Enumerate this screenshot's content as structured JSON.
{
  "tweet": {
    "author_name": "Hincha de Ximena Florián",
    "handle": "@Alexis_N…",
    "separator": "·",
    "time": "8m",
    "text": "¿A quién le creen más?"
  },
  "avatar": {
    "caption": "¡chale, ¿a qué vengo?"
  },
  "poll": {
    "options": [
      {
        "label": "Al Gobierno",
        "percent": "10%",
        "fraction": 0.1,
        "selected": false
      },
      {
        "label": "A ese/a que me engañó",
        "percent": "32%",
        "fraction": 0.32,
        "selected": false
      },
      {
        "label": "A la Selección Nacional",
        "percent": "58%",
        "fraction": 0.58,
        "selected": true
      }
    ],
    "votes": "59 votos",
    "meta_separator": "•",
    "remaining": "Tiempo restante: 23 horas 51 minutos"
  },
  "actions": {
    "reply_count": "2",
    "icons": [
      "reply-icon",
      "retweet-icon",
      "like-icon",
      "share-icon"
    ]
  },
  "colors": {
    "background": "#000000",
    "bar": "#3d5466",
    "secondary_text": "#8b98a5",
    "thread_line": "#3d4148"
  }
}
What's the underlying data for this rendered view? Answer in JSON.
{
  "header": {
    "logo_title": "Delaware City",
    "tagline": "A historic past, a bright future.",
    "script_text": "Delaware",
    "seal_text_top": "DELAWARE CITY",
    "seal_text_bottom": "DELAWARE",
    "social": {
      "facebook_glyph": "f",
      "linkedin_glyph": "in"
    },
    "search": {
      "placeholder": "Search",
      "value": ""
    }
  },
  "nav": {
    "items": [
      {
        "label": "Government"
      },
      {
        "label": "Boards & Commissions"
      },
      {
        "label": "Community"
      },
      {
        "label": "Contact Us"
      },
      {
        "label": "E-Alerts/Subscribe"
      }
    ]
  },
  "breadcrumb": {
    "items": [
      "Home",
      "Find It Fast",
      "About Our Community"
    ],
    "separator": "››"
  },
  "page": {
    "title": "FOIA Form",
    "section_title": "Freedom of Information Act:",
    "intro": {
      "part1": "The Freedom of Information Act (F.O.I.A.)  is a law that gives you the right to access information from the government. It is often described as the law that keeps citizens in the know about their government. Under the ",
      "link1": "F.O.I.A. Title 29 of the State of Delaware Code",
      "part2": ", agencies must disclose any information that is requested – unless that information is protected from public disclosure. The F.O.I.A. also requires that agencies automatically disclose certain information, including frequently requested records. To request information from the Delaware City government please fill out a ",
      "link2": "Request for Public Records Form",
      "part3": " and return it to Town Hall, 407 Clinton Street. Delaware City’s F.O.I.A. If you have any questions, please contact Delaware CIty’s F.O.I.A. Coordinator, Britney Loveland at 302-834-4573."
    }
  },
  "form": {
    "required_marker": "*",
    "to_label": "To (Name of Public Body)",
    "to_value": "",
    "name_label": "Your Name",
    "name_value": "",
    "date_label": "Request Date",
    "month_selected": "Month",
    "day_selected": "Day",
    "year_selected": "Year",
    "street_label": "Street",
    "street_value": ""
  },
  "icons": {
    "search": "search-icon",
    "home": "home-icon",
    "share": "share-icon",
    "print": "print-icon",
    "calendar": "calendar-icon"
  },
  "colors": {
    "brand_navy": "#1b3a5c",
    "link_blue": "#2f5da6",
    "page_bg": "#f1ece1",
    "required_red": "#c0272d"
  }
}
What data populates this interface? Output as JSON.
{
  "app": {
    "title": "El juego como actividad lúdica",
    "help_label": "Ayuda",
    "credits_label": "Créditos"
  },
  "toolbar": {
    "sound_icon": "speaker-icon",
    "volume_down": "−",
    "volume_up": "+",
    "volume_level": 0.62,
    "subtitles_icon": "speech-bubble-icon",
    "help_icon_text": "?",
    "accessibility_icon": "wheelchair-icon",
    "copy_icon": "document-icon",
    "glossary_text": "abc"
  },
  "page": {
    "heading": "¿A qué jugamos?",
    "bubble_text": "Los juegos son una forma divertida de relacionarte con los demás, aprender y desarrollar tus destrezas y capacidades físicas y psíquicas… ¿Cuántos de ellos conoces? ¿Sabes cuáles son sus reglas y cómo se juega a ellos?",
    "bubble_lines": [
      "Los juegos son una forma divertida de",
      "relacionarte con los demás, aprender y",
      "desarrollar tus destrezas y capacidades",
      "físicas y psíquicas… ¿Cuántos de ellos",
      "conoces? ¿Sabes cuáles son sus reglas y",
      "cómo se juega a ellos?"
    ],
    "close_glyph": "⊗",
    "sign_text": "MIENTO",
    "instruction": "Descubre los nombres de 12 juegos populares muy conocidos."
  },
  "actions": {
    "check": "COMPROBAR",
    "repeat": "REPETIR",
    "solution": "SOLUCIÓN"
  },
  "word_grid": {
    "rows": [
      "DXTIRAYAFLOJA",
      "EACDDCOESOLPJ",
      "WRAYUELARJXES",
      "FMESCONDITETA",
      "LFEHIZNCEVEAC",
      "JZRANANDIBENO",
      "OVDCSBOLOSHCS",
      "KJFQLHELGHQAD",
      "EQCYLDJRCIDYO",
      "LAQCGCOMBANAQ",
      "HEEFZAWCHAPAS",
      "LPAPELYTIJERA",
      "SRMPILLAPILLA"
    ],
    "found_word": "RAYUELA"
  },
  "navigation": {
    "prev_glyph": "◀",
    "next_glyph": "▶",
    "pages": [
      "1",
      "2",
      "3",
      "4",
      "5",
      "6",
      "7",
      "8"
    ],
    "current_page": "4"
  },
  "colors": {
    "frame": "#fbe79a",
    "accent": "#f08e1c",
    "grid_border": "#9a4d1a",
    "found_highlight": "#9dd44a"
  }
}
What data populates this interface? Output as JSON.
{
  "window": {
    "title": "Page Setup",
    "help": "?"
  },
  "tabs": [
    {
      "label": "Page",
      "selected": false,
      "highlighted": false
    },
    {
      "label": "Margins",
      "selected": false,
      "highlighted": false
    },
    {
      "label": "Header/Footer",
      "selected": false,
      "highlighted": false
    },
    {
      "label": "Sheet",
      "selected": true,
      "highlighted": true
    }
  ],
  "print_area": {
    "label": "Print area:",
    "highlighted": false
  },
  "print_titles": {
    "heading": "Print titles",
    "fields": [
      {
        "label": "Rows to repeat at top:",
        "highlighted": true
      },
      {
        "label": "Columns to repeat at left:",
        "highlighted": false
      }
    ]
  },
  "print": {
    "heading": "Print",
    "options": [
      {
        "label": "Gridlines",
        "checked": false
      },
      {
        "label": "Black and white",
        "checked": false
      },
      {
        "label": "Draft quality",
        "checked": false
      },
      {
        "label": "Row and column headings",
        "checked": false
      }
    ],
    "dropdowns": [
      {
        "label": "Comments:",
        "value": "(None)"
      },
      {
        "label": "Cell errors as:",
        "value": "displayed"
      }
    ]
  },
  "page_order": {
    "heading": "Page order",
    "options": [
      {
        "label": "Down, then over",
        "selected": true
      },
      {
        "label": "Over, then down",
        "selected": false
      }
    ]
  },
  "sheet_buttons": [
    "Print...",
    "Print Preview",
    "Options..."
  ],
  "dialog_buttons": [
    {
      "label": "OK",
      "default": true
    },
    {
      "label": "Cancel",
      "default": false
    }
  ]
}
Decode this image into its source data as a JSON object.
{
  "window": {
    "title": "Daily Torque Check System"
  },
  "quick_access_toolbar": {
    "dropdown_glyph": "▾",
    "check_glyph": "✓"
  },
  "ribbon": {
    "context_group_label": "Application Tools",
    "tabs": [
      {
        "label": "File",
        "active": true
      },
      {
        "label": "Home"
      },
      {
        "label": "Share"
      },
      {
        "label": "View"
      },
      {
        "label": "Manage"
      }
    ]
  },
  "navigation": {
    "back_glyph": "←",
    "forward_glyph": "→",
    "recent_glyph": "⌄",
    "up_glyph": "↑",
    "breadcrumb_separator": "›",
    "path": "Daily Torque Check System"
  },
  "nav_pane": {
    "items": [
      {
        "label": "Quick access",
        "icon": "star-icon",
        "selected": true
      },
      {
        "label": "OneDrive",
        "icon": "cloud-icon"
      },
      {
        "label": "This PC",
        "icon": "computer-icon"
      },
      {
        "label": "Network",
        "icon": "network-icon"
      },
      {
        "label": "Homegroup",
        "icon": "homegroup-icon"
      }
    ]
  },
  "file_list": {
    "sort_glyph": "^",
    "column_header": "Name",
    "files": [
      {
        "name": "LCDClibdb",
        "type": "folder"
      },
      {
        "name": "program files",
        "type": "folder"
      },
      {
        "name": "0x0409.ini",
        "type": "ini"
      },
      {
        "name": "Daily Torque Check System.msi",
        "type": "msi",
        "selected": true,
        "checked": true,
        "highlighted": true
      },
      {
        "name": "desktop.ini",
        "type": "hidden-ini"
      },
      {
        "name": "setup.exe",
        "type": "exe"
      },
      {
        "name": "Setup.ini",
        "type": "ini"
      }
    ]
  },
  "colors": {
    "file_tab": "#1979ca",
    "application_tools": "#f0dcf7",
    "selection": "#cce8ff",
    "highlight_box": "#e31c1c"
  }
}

WRITTEN EXERCISE: Copy every line that includes the string "Torque" from the material above.

TASK ANSWER:
    "title": "Daily Torque Check System"
    "path": "Daily Torque Check System"
        "name": "Daily Torque Check System.msi",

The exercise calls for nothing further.